Extracted text:
□ □ □
Ranking of specialties between Mexicans and IMG
From this analysis we learned that both, Mexicans and IMG depict the same ranking in the order of selected specialties; although Mexicans observed mildly lower MinSco (Fig. 4). For the MaxSco, the 1st specialty with the highest scores is general surgery, this fact represent a challenge for future applicants, as they would have to get the best scores to be selected for a residency position. In general, Mexicans achieved the highest scores. It was interesting to observe that traumatology and orthopedics was the 2nd place for Mexicans but the 5th for IMG.
□ □ □
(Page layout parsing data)

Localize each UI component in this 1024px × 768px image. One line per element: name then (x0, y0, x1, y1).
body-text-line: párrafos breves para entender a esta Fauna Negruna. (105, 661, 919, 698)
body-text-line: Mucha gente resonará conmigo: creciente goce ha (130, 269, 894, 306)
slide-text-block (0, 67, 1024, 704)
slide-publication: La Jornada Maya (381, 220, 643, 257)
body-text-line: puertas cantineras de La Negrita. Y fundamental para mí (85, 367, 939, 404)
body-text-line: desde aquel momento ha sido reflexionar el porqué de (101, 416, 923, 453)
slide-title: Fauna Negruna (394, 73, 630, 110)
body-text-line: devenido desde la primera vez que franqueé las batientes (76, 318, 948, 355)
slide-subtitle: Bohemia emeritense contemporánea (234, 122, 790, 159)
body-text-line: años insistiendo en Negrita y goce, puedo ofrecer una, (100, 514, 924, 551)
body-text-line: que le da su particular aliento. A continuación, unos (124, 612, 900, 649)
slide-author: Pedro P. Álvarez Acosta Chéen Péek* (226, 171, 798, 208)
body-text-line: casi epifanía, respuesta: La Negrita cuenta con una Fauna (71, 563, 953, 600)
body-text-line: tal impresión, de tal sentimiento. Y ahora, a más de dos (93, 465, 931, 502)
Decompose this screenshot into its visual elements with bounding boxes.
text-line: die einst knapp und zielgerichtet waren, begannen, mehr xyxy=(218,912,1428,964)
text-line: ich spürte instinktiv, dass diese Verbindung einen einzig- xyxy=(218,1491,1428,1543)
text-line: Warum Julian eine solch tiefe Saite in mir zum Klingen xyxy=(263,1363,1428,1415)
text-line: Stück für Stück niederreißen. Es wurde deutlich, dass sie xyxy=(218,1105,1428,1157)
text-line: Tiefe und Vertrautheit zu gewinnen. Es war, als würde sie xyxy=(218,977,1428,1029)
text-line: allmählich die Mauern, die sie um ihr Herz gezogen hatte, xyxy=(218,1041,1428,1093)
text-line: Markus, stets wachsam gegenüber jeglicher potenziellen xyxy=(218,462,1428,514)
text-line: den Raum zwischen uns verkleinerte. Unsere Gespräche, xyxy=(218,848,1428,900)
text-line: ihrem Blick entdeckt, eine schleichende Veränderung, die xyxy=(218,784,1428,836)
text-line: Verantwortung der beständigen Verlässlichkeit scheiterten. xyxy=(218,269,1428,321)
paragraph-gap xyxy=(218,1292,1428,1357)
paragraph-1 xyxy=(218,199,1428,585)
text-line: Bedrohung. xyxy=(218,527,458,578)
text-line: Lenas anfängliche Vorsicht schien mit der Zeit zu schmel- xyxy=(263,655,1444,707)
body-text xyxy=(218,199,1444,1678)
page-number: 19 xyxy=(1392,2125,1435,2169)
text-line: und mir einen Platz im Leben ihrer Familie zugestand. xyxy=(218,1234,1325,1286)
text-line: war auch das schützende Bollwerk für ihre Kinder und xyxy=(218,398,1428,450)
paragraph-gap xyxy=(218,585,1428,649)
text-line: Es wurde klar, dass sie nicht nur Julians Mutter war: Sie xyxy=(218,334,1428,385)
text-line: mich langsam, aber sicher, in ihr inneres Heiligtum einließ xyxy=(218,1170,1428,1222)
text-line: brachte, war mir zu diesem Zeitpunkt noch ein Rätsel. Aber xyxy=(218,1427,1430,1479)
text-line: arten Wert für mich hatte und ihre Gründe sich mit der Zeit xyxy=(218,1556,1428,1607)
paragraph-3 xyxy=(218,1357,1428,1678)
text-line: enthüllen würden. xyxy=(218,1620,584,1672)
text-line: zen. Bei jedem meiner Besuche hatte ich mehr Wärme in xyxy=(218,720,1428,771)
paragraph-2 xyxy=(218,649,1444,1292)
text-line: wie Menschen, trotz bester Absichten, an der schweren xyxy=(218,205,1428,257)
□ □ □
Explore the material:
1. Translate this sentence from the passage on specialty rankings into Spanish: "In general, Mexicans achieved the highest scores."
2. Duplicate the passage on specialty rankings from "Ranking of specialties" up to and including "5th for IMG.".
3. In the passage on specialty rankings, which specialty placed 2nd for Mexicans but 5th for IMG?

Answers to the exercise:
1. En general, los mexicanos obtuvieron las puntuaciones más altas.

2.
Ranking of specialties between Mexicans and IMG
From this analysis we learned that both, Mexicans and IMG depict the same ranking in the order of selected specialties; although Mexicans observed mildly lower MinSco (Fig. 4). For the MaxSco, the 1st specialty with the highest scores is general surgery, this fact represent a challenge for future applicants, as they would have to get the best scores to be selected for a residency position. In general, Mexicans achieved the highest scores. It was interesting to observe that traumatology and orthopedics was the 2nd place for Mexicans but the 5th for IMG.

3. Traumatology and orthopedics.